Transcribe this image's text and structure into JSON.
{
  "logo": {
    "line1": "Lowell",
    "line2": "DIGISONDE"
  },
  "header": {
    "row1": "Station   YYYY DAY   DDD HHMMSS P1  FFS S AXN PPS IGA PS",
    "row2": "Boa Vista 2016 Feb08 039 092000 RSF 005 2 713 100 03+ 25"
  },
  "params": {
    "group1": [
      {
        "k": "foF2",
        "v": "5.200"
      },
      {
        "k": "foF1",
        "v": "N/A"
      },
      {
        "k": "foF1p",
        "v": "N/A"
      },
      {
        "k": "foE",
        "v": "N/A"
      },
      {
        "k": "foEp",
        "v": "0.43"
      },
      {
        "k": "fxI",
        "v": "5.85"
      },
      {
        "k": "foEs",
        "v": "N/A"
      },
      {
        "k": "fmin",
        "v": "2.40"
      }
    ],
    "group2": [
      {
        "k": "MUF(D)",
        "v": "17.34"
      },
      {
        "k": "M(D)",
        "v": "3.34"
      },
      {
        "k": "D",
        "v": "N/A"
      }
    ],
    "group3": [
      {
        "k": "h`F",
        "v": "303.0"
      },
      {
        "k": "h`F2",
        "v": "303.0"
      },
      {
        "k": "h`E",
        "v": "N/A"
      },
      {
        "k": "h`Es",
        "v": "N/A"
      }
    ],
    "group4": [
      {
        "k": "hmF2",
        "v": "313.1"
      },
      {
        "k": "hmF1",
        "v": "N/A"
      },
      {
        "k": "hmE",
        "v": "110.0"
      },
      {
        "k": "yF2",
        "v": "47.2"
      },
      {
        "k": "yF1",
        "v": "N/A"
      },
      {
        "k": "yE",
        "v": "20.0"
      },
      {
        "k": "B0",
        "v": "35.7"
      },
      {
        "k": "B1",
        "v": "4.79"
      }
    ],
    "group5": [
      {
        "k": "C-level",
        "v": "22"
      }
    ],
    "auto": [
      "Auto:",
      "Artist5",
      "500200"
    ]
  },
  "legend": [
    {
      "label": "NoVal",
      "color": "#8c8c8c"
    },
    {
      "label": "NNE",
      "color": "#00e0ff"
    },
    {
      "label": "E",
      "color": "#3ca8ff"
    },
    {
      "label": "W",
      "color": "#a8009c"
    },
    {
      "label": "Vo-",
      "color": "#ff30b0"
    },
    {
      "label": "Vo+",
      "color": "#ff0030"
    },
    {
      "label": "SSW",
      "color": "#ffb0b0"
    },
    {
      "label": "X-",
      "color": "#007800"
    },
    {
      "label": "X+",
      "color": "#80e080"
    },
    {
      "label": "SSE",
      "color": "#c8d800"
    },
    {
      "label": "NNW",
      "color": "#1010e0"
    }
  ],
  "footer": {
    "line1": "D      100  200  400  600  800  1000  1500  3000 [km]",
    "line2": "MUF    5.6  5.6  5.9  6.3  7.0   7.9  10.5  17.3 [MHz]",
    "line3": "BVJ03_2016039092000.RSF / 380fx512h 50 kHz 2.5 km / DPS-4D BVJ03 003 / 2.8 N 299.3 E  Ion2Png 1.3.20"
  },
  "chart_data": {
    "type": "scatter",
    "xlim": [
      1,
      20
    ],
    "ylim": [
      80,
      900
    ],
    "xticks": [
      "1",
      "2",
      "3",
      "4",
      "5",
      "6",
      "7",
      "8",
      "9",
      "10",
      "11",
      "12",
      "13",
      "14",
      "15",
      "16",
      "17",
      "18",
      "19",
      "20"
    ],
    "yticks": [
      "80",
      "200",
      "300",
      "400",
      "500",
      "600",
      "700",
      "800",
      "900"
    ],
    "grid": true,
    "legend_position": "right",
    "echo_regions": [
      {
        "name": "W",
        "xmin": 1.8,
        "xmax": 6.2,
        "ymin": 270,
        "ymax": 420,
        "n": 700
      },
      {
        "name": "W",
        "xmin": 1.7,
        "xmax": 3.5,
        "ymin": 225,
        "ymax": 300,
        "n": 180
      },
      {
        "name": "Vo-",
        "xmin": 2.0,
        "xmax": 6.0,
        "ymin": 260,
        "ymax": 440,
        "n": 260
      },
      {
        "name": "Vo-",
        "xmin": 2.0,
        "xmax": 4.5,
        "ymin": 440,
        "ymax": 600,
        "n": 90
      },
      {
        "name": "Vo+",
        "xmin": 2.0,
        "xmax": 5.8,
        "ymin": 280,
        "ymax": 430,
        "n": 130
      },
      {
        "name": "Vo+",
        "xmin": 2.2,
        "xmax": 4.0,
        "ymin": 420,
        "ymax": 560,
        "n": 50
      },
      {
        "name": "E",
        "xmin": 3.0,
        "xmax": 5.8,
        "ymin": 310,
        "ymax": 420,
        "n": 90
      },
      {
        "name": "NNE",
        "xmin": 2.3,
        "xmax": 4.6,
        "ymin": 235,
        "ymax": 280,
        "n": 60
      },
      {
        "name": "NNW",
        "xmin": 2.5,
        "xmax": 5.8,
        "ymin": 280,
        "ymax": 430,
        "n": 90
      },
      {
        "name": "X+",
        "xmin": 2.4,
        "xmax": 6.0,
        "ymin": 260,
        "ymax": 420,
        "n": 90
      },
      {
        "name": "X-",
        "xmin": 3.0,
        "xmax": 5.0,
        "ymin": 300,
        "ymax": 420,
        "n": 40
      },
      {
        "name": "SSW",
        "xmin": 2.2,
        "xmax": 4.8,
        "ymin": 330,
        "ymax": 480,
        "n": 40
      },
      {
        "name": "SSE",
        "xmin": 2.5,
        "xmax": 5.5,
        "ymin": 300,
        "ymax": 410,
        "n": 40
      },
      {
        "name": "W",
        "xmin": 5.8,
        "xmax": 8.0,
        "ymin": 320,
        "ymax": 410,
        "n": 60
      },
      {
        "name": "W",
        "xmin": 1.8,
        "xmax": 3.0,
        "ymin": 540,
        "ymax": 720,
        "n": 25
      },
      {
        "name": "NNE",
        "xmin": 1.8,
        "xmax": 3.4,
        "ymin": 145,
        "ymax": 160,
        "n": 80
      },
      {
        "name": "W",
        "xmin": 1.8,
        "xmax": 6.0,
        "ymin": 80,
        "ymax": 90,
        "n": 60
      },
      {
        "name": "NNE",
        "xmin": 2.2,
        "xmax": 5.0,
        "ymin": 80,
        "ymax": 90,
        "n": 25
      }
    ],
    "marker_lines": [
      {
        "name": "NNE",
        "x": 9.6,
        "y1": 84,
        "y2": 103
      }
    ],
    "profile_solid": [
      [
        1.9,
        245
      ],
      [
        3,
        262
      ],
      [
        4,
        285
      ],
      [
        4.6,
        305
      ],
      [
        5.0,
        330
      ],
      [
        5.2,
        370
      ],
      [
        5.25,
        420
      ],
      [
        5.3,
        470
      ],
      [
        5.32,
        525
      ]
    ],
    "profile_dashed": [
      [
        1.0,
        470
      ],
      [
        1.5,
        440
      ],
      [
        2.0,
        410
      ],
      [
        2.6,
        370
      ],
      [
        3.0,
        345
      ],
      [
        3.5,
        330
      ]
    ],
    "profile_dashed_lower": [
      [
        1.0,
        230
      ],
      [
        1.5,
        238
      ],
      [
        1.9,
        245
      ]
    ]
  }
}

━━━━

Scan the material above. Copy each line where "color" occurs.

      "color": "#8c8c8c"
      "color": "#00e0ff"
      "color": "#3ca8ff"
      "color": "#a8009c"
      "color": "#ff30b0"
      "color": "#ff0030"
      "color": "#ffb0b0"
      "color": "#007800"
      "color": "#80e080"
      "color": "#c8d800"
      "color": "#1010e0"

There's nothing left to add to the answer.